Dataset records
┌──

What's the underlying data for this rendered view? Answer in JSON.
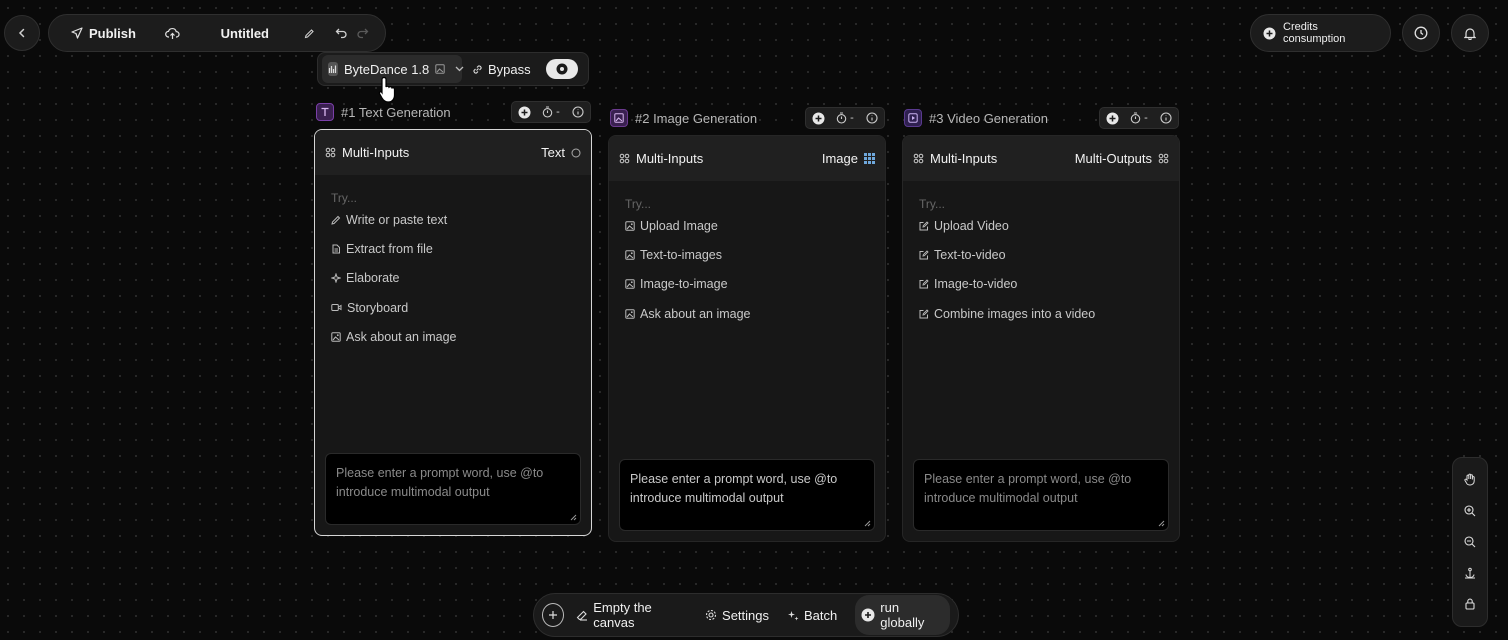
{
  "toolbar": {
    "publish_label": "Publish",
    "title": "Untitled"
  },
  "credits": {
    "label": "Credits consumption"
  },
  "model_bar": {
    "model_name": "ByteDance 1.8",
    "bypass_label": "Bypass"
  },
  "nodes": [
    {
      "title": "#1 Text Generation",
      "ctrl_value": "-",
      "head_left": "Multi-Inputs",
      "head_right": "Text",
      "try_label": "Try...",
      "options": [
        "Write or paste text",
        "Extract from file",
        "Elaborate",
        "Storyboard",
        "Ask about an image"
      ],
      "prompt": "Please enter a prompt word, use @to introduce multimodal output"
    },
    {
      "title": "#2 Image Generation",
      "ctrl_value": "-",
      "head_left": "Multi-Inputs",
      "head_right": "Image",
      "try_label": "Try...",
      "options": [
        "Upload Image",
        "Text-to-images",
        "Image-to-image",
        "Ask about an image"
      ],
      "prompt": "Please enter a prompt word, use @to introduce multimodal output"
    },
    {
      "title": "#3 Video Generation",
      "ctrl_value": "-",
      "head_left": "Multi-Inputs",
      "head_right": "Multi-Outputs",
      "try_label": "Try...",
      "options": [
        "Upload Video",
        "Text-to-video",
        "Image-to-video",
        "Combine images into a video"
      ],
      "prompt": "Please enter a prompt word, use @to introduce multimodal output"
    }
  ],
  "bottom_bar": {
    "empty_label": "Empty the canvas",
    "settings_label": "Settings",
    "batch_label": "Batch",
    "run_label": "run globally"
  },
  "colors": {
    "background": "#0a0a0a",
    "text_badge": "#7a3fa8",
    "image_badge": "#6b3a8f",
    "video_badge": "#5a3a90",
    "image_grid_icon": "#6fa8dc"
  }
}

└──
┌──

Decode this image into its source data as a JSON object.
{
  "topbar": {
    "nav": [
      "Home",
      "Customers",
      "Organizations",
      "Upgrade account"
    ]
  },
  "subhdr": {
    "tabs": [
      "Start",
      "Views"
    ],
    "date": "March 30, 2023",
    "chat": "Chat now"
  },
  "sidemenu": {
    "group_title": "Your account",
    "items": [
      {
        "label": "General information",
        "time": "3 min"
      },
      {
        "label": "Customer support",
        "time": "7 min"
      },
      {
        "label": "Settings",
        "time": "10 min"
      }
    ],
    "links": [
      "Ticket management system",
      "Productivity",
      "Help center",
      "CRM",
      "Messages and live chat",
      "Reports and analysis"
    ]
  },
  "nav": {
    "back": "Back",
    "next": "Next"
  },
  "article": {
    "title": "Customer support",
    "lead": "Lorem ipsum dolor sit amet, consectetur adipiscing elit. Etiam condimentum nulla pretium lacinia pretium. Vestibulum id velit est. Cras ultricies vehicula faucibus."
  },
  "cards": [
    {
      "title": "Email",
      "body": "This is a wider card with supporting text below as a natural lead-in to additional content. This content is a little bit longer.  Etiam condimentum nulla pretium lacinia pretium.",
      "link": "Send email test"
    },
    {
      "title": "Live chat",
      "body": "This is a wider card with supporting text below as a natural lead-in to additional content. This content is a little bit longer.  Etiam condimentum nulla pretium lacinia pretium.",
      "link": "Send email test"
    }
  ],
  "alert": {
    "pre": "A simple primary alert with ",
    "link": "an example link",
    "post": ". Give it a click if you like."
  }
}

└──
┌──

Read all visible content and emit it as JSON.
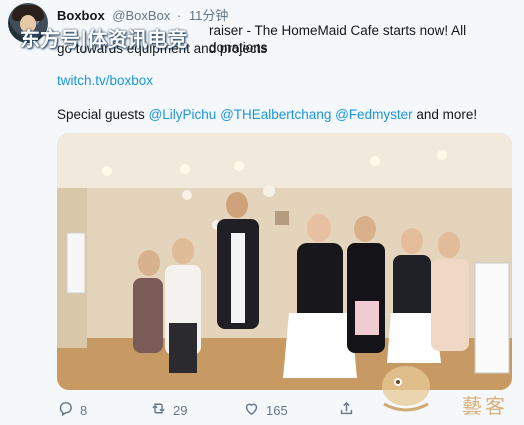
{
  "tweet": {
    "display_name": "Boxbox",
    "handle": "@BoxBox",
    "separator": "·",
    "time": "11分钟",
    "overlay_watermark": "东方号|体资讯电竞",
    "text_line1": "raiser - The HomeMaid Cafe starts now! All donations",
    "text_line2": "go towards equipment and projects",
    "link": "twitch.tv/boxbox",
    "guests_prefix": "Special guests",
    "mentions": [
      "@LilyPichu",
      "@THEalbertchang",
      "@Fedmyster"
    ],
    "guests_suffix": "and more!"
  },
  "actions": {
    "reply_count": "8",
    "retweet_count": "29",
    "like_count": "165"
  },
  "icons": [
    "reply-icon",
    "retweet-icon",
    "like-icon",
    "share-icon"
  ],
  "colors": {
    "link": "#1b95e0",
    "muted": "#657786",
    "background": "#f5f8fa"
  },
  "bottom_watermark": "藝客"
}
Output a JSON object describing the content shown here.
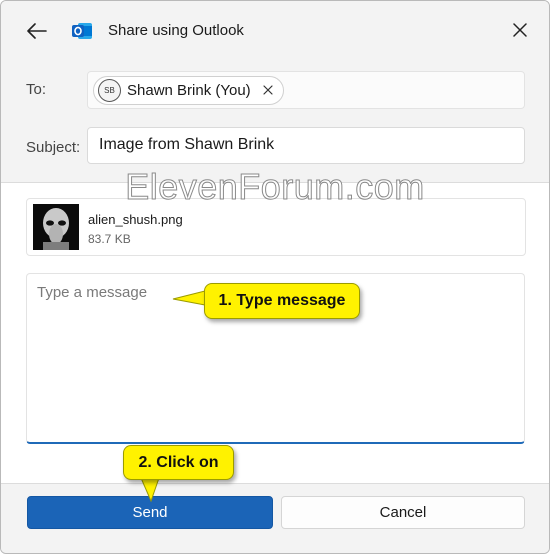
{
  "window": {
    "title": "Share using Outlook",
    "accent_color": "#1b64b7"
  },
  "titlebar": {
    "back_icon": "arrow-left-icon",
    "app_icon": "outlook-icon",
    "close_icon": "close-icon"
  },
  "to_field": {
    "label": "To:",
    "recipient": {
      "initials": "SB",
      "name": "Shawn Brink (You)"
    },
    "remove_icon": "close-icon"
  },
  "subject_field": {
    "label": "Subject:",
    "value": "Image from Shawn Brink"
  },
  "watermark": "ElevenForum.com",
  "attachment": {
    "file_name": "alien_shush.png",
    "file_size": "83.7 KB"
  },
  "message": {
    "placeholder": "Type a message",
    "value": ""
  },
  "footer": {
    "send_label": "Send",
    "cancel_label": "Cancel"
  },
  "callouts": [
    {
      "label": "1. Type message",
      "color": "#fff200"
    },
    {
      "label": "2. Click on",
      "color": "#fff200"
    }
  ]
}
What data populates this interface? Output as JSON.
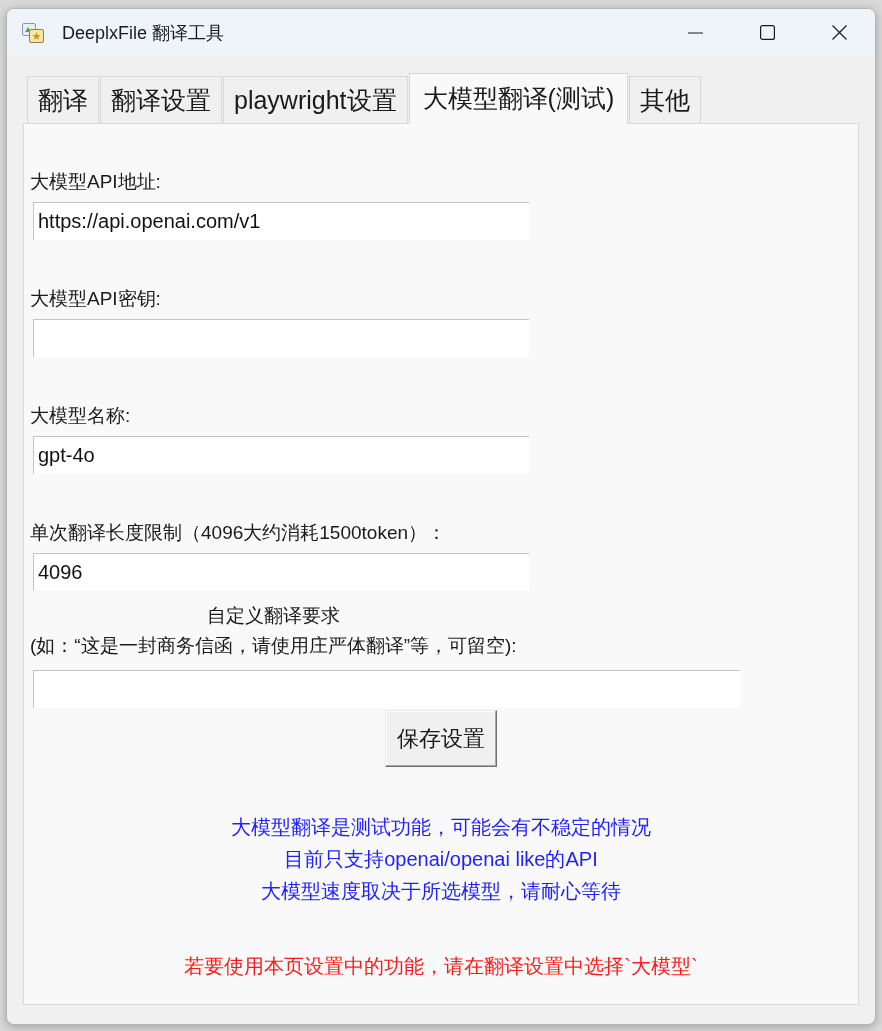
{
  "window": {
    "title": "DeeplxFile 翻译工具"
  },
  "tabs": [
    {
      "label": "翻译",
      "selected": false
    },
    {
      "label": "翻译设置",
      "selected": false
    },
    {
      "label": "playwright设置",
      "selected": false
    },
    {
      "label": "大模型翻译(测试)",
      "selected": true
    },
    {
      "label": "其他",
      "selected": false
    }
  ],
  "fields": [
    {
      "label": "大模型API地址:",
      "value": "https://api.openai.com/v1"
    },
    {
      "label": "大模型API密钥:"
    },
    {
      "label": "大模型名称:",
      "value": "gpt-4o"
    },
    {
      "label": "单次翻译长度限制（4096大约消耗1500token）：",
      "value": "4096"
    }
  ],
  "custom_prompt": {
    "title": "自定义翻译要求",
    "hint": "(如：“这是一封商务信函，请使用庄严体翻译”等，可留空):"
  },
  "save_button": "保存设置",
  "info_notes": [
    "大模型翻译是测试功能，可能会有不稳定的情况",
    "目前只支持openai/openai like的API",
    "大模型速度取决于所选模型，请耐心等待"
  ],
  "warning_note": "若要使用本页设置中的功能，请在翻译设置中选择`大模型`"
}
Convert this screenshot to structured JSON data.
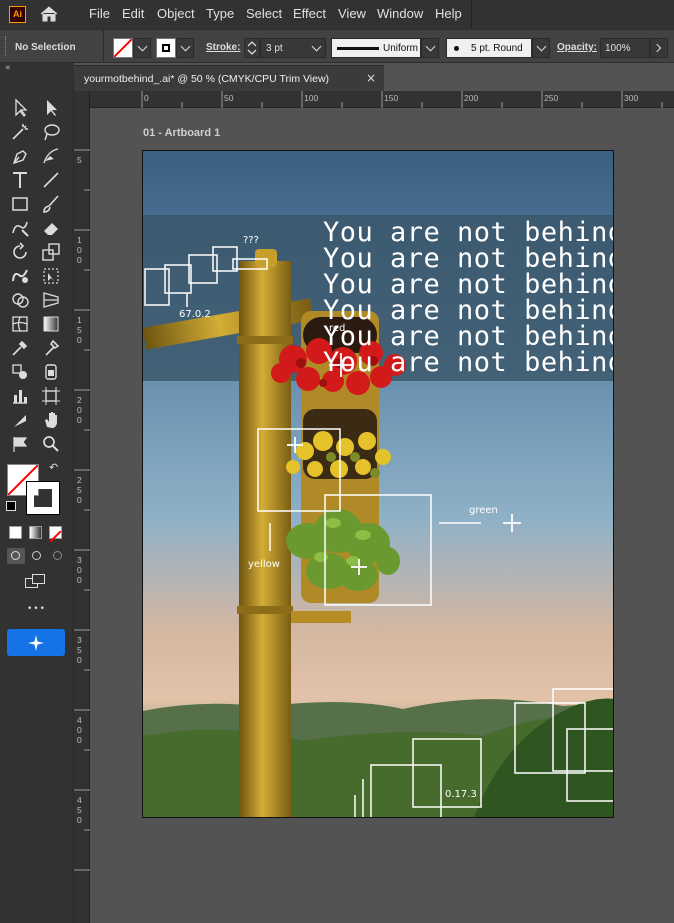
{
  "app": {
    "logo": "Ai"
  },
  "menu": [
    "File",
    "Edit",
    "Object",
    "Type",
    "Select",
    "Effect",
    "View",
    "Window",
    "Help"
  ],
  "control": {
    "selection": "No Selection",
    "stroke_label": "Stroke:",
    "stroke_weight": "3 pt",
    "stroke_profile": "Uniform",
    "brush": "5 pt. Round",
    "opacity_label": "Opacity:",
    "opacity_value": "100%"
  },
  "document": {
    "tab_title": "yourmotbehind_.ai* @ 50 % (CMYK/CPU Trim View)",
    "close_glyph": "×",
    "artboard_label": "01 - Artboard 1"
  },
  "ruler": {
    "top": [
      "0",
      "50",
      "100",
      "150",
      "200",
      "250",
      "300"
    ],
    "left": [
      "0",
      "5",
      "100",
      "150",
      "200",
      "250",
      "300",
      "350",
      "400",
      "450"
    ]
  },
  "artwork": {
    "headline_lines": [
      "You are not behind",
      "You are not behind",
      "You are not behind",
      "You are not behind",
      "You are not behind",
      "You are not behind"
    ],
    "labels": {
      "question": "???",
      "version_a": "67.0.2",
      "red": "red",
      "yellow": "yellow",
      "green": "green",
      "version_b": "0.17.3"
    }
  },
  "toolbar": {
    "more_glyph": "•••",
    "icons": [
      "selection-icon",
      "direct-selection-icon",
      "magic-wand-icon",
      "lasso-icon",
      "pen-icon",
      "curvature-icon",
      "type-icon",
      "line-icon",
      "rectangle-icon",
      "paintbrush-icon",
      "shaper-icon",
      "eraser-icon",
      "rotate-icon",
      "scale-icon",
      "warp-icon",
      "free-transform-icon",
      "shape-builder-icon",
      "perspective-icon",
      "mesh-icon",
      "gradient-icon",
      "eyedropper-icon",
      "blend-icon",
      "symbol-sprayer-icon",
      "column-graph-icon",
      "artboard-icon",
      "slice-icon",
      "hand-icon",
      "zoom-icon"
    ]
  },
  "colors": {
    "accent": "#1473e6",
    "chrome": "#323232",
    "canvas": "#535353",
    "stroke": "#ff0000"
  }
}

└──

**REQUIREMENT:** Locate the word "images" in the records above, and return each line that has it.

**SOLUTION TO THIS PROBLEM:**
        "Text-to-images",
        "Combine images into a video"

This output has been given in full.